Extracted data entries

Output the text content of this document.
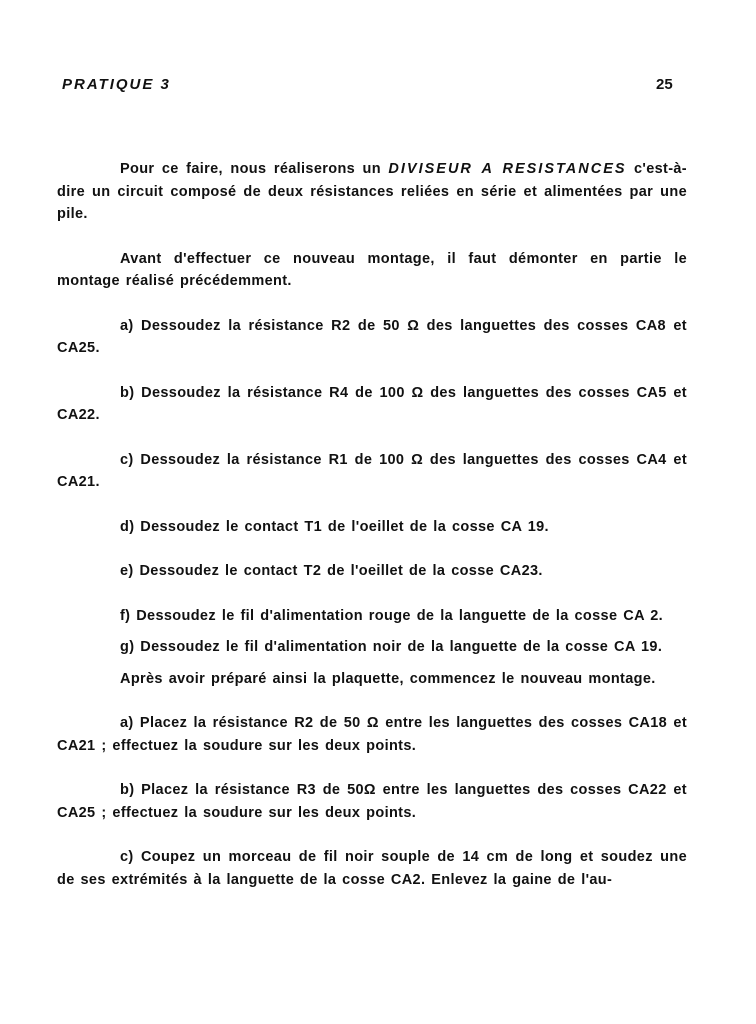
PRATIQUE 3	25

Pour ce faire, nous réaliserons un DIVISEUR A RESISTANCES c'est-à-dire un circuit composé de deux résistances reliées en série et alimentées par une pile.

Avant d'effectuer ce nouveau montage, il faut démonter en partie le montage réalisé précédemment.

a) Dessoudez la résistance R2 de 50 Ω des languettes des cosses CA8 et CA25.

b) Dessoudez la résistance R4 de 100 Ω des languettes des cosses CA5 et CA22.

c) Dessoudez la résistance R1 de 100 Ω des languettes des cosses CA4 et CA21.

d) Dessoudez le contact T1 de l'oeillet de la cosse CA 19.

e) Dessoudez le contact T2 de l'oeillet de la cosse CA23.

f) Dessoudez le fil d'alimentation rouge de la languette de la cosse CA 2.

g) Dessoudez le fil d'alimentation noir de la languette de la cosse CA 19.

Après avoir préparé ainsi la plaquette, commencez le nouveau montage.

a) Placez la résistance R2 de 50 Ω entre les languettes des cosses CA18 et CA21 ; effectuez la soudure sur les deux points.

b) Placez la résistance R3 de 50Ω entre les languettes des cosses CA22 et CA25 ; effectuez la soudure sur les deux points.

c) Coupez un morceau de fil noir souple de 14 cm de long et soudez une de ses extrémités à la languette de la cosse CA2. Enlevez la gaine de l'au-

PROBLEM DESCRIPTION
The records above should be reproduced exactly, with no pictures included.

WRITTEN ANSWER
Output the text content of this document.
PRATIQUE 3	25

Pour ce faire, nous réaliserons un DIVISEUR A RESISTANCES c'est-à-dire un circuit composé de deux résistances reliées en série et alimentées par une pile.

Avant d'effectuer ce nouveau montage, il faut démonter en partie le montage réalisé précédemment.

a) Dessoudez la résistance R2 de 50 Ω des languettes des cosses CA8 et CA25.

b) Dessoudez la résistance R4 de 100 Ω des languettes des cosses CA5 et CA22.

c) Dessoudez la résistance R1 de 100 Ω des languettes des cosses CA4 et CA21.

d) Dessoudez le contact T1 de l'oeillet de la cosse CA 19.

e) Dessoudez le contact T2 de l'oeillet de la cosse CA23.

f) Dessoudez le fil d'alimentation rouge de la languette de la cosse CA 2.

g) Dessoudez le fil d'alimentation noir de la languette de la cosse CA 19.

Après avoir préparé ainsi la plaquette, commencez le nouveau montage.

a) Placez la résistance R2 de 50 Ω entre les languettes des cosses CA18 et CA21 ; effectuez la soudure sur les deux points.

b) Placez la résistance R3 de 50Ω entre les languettes des cosses CA22 et CA25 ; effectuez la soudure sur les deux points.

c) Coupez un morceau de fil noir souple de 14 cm de long et soudez une de ses extrémités à la languette de la cosse CA2. Enlevez la gaine de l'au-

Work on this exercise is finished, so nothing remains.